* _Given task_
Everything in the data should be repeated exactly, save for the images.

* _Provided data_
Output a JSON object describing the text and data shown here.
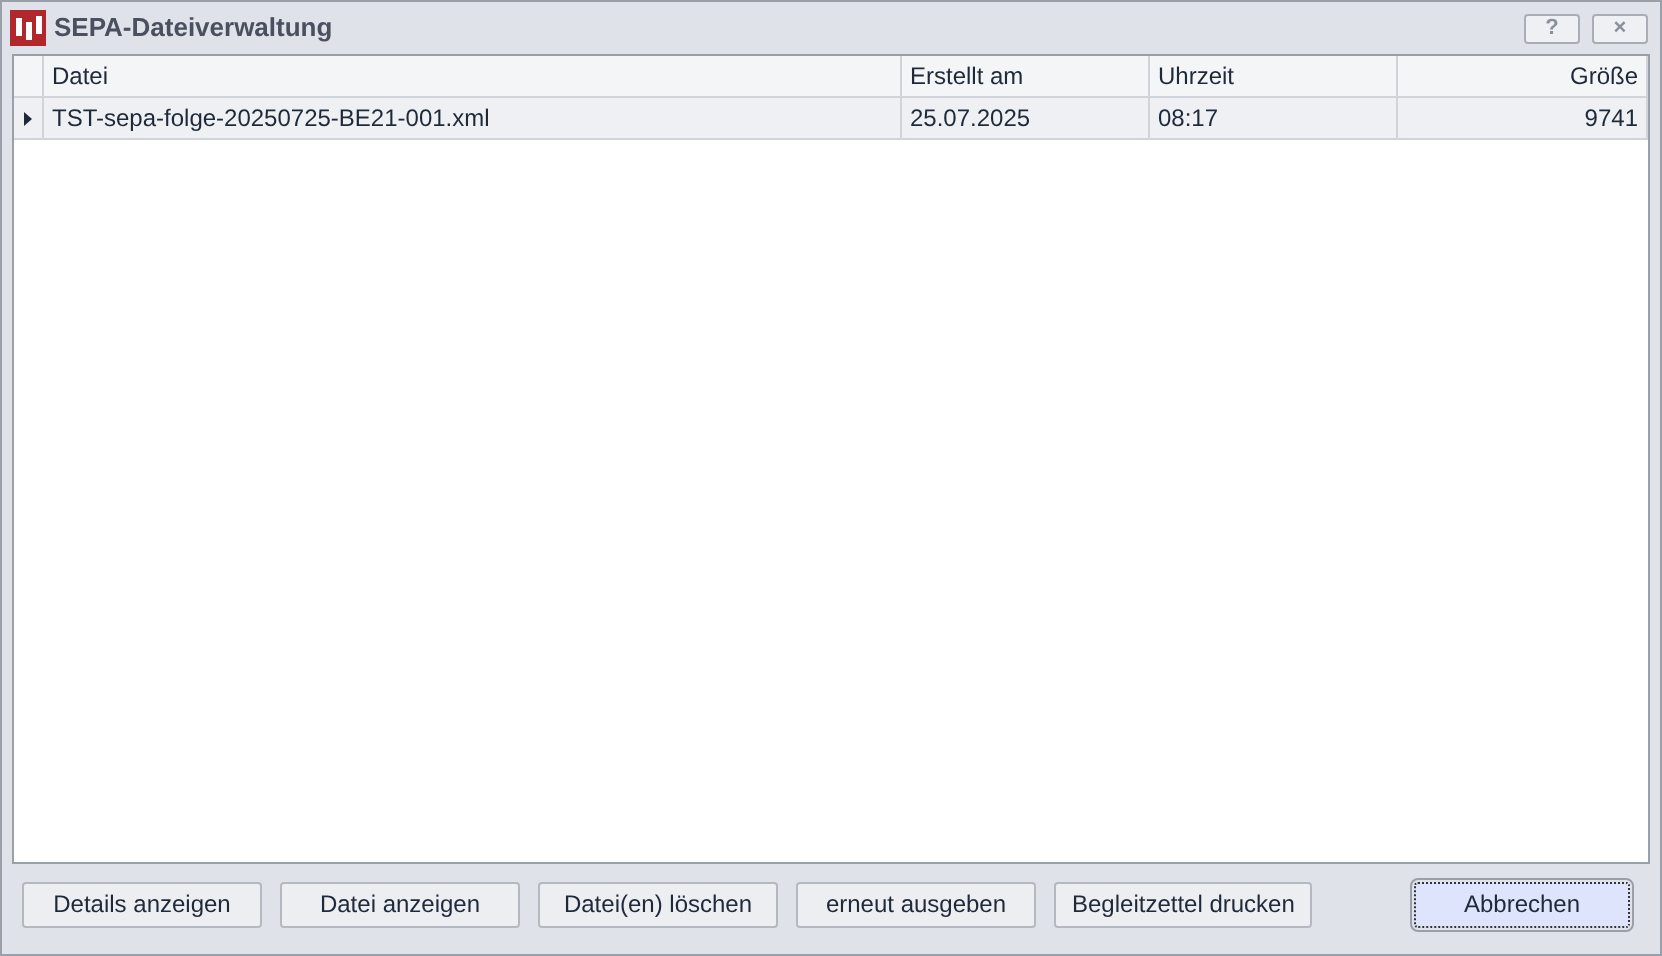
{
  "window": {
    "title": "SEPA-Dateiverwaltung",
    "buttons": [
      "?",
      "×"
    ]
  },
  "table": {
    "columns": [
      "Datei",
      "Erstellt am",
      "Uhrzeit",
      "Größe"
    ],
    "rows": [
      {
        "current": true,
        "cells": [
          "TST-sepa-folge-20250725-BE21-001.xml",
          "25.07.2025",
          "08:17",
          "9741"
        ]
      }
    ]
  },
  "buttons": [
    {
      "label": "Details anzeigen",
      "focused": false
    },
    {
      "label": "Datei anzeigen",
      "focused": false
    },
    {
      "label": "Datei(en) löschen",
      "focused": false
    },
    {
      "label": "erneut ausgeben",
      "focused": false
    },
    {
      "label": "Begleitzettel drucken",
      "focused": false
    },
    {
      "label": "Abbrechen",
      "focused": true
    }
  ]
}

* _Answer to this exercise_
Output a JSON object describing the text and data shown here.
{
  "window": {
    "title": "SEPA-Dateiverwaltung",
    "buttons": [
      "?",
      "×"
    ]
  },
  "table": {
    "columns": [
      "Datei",
      "Erstellt am",
      "Uhrzeit",
      "Größe"
    ],
    "rows": [
      {
        "current": true,
        "cells": [
          "TST-sepa-folge-20250725-BE21-001.xml",
          "25.07.2025",
          "08:17",
          "9741"
        ]
      }
    ]
  },
  "buttons": [
    {
      "label": "Details anzeigen",
      "focused": false
    },
    {
      "label": "Datei anzeigen",
      "focused": false
    },
    {
      "label": "Datei(en) löschen",
      "focused": false
    },
    {
      "label": "erneut ausgeben",
      "focused": false
    },
    {
      "label": "Begleitzettel drucken",
      "focused": false
    },
    {
      "label": "Abbrechen",
      "focused": true
    }
  ]
}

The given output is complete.